Task to complete
Restate the material word for word and leave out anything that is a picture.

Provided material
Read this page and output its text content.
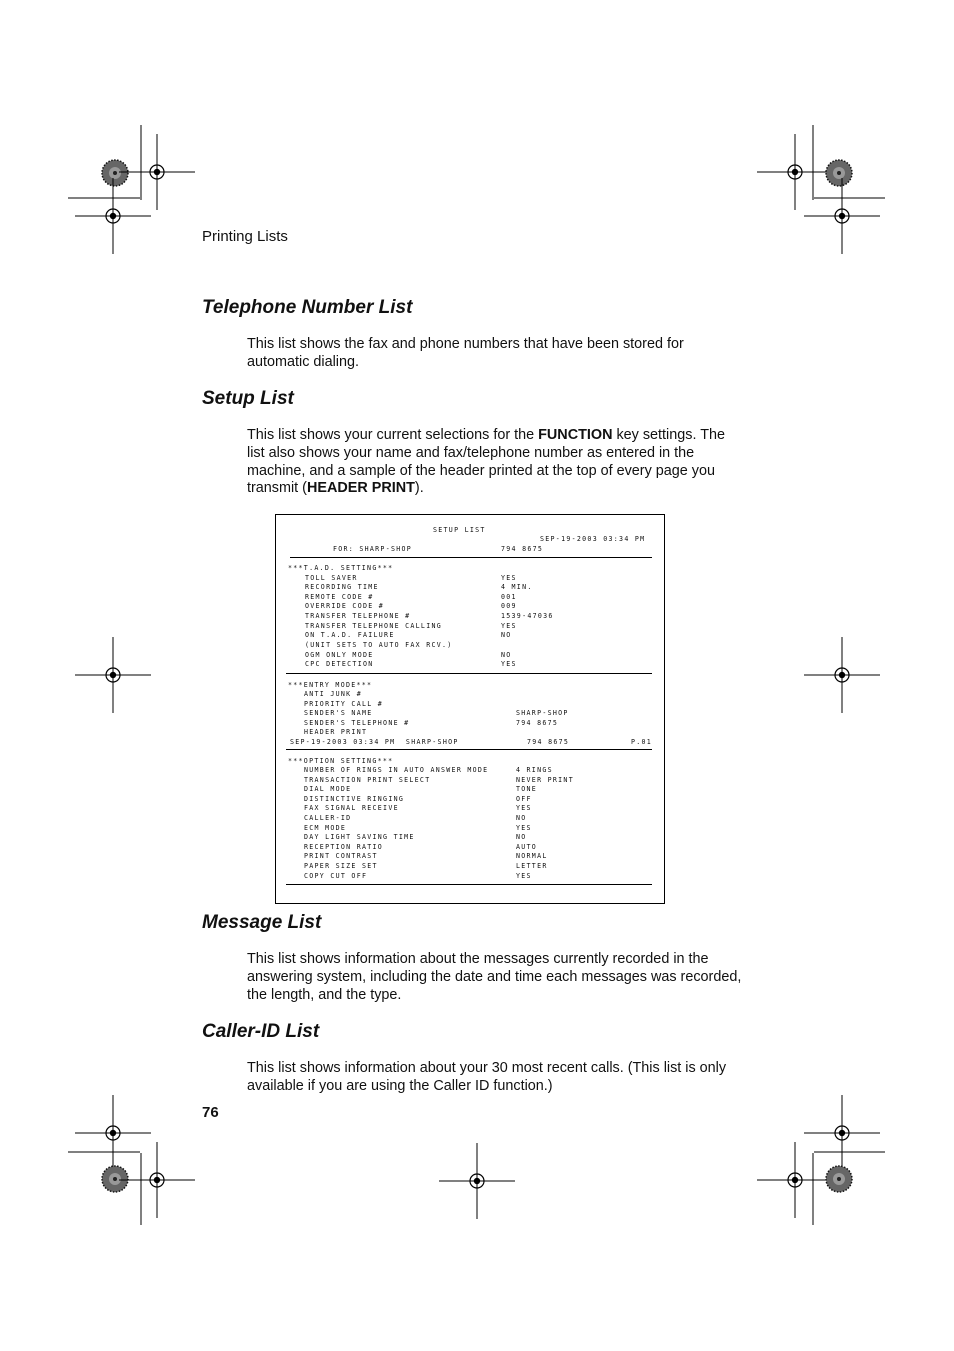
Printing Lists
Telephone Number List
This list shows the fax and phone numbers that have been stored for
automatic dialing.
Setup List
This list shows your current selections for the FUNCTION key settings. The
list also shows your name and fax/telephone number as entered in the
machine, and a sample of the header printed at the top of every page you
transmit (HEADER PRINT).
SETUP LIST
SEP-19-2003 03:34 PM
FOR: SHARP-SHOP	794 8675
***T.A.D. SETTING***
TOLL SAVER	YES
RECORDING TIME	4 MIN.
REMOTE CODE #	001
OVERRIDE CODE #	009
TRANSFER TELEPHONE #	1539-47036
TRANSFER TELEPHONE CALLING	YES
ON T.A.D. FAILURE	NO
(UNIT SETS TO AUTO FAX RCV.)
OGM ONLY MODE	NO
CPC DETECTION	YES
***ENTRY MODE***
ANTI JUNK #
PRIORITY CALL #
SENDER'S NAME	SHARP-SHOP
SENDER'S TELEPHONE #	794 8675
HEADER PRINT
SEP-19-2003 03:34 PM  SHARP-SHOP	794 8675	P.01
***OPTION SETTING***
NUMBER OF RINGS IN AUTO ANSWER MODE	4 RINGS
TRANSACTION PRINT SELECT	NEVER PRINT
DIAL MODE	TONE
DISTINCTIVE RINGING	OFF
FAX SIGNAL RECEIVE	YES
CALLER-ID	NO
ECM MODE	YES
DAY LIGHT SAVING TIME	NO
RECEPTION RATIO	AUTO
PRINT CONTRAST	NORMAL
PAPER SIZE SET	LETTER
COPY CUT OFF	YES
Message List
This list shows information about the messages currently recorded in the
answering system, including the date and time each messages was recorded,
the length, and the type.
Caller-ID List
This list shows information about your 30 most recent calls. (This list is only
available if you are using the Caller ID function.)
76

Result of this task
Read this page and output its text content.
Printing Lists
Telephone Number List
This list shows the fax and phone numbers that have been stored for
automatic dialing.
Setup List
This list shows your current selections for the FUNCTION key settings. The
list also shows your name and fax/telephone number as entered in the
machine, and a sample of the header printed at the top of every page you
transmit (HEADER PRINT).
SETUP LIST
SEP-19-2003 03:34 PM
FOR: SHARP-SHOP	794 8675
***T.A.D. SETTING***
TOLL SAVER	YES
RECORDING TIME	4 MIN.
REMOTE CODE #	001
OVERRIDE CODE #	009
TRANSFER TELEPHONE #	1539-47036
TRANSFER TELEPHONE CALLING	YES
ON T.A.D. FAILURE	NO
(UNIT SETS TO AUTO FAX RCV.)
OGM ONLY MODE	NO
CPC DETECTION	YES
***ENTRY MODE***
ANTI JUNK #
PRIORITY CALL #
SENDER'S NAME	SHARP-SHOP
SENDER'S TELEPHONE #	794 8675
HEADER PRINT
SEP-19-2003 03:34 PM  SHARP-SHOP	794 8675	P.01
***OPTION SETTING***
NUMBER OF RINGS IN AUTO ANSWER MODE	4 RINGS
TRANSACTION PRINT SELECT	NEVER PRINT
DIAL MODE	TONE
DISTINCTIVE RINGING	OFF
FAX SIGNAL RECEIVE	YES
CALLER-ID	NO
ECM MODE	YES
DAY LIGHT SAVING TIME	NO
RECEPTION RATIO	AUTO
PRINT CONTRAST	NORMAL
PAPER SIZE SET	LETTER
COPY CUT OFF	YES
Message List
This list shows information about the messages currently recorded in the
answering system, including the date and time each messages was recorded,
the length, and the type.
Caller-ID List
This list shows information about your 30 most recent calls. (This list is only
available if you are using the Caller ID function.)
76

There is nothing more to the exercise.